Provided records ::
════
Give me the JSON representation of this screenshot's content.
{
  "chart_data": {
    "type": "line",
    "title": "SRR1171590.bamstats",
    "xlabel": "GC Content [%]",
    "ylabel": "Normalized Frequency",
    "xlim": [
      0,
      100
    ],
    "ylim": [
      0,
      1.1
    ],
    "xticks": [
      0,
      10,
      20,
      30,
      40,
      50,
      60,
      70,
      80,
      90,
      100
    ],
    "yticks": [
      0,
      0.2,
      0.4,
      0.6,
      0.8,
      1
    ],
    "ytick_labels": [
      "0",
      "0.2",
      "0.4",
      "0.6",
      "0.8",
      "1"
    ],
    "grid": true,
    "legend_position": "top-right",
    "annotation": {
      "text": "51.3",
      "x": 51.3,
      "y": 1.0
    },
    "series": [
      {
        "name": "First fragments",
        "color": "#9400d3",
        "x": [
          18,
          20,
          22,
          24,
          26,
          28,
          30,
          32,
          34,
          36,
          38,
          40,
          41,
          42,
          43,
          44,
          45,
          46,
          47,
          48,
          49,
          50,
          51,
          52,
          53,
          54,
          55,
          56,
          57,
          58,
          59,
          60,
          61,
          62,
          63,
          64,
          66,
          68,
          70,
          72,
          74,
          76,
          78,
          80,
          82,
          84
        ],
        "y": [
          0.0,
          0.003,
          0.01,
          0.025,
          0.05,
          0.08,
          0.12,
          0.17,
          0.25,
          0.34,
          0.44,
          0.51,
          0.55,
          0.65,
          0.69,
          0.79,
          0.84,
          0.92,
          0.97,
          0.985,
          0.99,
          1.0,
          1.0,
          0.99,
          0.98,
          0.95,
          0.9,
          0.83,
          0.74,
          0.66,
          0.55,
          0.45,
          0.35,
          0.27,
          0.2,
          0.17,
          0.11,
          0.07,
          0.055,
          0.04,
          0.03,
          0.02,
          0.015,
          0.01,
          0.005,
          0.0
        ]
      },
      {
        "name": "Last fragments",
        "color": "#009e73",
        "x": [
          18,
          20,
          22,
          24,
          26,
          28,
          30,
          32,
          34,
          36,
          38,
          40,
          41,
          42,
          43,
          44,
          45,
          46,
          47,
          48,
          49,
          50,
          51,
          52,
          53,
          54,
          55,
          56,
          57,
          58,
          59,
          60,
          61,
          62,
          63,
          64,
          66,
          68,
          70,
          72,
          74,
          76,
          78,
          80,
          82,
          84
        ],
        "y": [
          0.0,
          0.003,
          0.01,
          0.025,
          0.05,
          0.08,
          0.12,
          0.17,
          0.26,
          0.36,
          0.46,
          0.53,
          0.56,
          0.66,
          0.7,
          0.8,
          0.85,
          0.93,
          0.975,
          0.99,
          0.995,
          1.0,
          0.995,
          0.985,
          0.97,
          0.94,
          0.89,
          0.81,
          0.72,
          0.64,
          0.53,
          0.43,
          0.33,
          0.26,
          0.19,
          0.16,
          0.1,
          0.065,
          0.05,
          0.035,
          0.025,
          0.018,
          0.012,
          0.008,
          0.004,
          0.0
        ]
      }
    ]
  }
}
════
Exercise brief ::
From the records above, extract each line exactly as shown.

Solution to the problem ::
Give me the JSON representation of this screenshot's content.
{
  "chart_data": {
    "type": "line",
    "title": "SRR1171590.bamstats",
    "xlabel": "GC Content [%]",
    "ylabel": "Normalized Frequency",
    "xlim": [
      0,
      100
    ],
    "ylim": [
      0,
      1.1
    ],
    "xticks": [
      0,
      10,
      20,
      30,
      40,
      50,
      60,
      70,
      80,
      90,
      100
    ],
    "yticks": [
      0,
      0.2,
      0.4,
      0.6,
      0.8,
      1
    ],
    "ytick_labels": [
      "0",
      "0.2",
      "0.4",
      "0.6",
      "0.8",
      "1"
    ],
    "grid": true,
    "legend_position": "top-right",
    "annotation": {
      "text": "51.3",
      "x": 51.3,
      "y": 1.0
    },
    "series": [
      {
        "name": "First fragments",
        "color": "#9400d3",
        "x": [
          18,
          20,
          22,
          24,
          26,
          28,
          30,
          32,
          34,
          36,
          38,
          40,
          41,
          42,
          43,
          44,
          45,
          46,
          47,
          48,
          49,
          50,
          51,
          52,
          53,
          54,
          55,
          56,
          57,
          58,
          59,
          60,
          61,
          62,
          63,
          64,
          66,
          68,
          70,
          72,
          74,
          76,
          78,
          80,
          82,
          84
        ],
        "y": [
          0.0,
          0.003,
          0.01,
          0.025,
          0.05,
          0.08,
          0.12,
          0.17,
          0.25,
          0.34,
          0.44,
          0.51,
          0.55,
          0.65,
          0.69,
          0.79,
          0.84,
          0.92,
          0.97,
          0.985,
          0.99,
          1.0,
          1.0,
          0.99,
          0.98,
          0.95,
          0.9,
          0.83,
          0.74,
          0.66,
          0.55,
          0.45,
          0.35,
          0.27,
          0.2,
          0.17,
          0.11,
          0.07,
          0.055,
          0.04,
          0.03,
          0.02,
          0.015,
          0.01,
          0.005,
          0.0
        ]
      },
      {
        "name": "Last fragments",
        "color": "#009e73",
        "x": [
          18,
          20,
          22,
          24,
          26,
          28,
          30,
          32,
          34,
          36,
          38,
          40,
          41,
          42,
          43,
          44,
          45,
          46,
          47,
          48,
          49,
          50,
          51,
          52,
          53,
          54,
          55,
          56,
          57,
          58,
          59,
          60,
          61,
          62,
          63,
          64,
          66,
          68,
          70,
          72,
          74,
          76,
          78,
          80,
          82,
          84
        ],
        "y": [
          0.0,
          0.003,
          0.01,
          0.025,
          0.05,
          0.08,
          0.12,
          0.17,
          0.26,
          0.36,
          0.46,
          0.53,
          0.56,
          0.66,
          0.7,
          0.8,
          0.85,
          0.93,
          0.975,
          0.99,
          0.995,
          1.0,
          0.995,
          0.985,
          0.97,
          0.94,
          0.89,
          0.81,
          0.72,
          0.64,
          0.53,
          0.43,
          0.33,
          0.26,
          0.19,
          0.16,
          0.1,
          0.065,
          0.05,
          0.035,
          0.025,
          0.018,
          0.012,
          0.008,
          0.004,
          0.0
        ]
      }
    ]
  }
}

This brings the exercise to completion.